• **Problem statement**:
Show every line where "drag" occurs.

Dataset rows
**********

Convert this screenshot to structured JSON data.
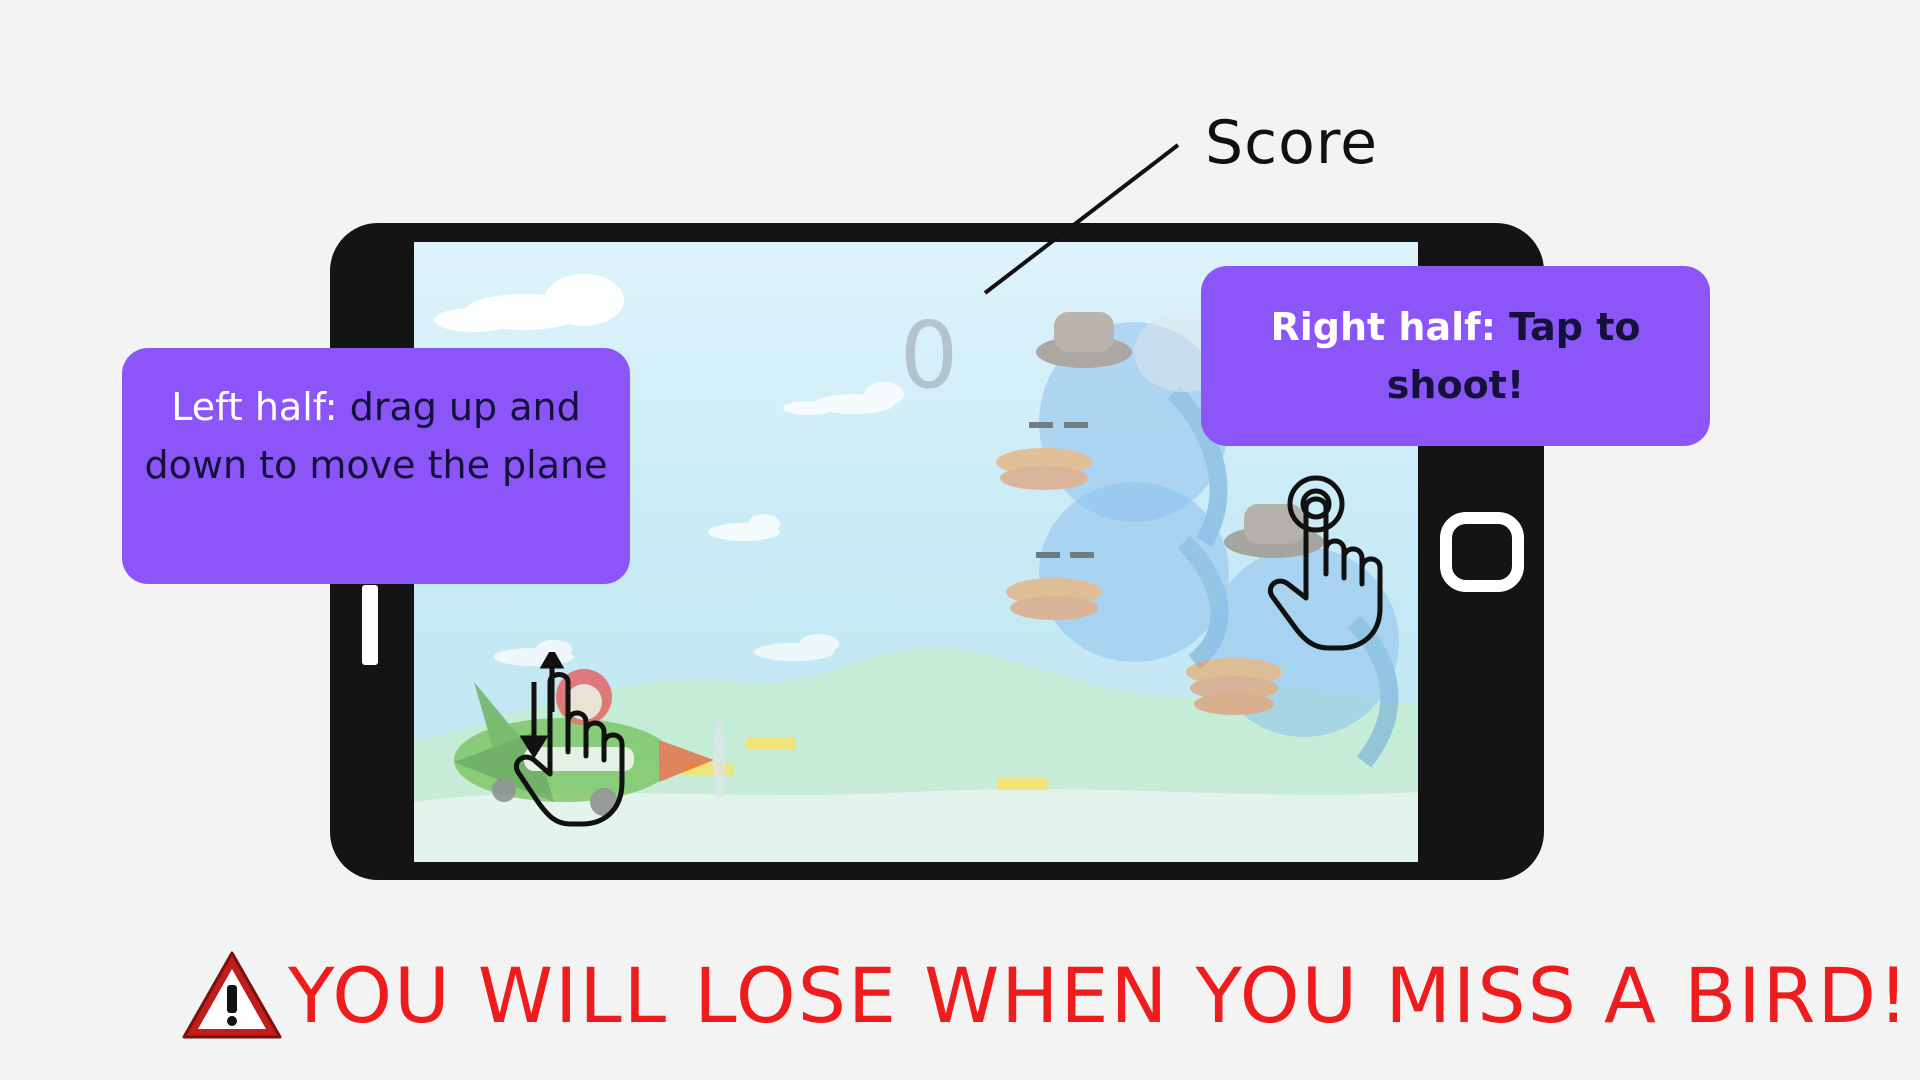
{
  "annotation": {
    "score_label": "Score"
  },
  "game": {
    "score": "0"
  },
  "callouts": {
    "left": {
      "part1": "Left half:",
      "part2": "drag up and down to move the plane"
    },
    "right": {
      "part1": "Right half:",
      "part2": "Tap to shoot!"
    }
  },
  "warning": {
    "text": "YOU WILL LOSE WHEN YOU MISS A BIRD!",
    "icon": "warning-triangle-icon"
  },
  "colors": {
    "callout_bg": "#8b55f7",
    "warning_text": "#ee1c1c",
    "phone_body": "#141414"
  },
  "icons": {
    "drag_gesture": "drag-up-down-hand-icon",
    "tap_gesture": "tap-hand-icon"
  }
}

**********

• **Solution**:
      "part2": "drag up and down to move the plane"
    "drag_gesture": "drag-up-down-hand-icon",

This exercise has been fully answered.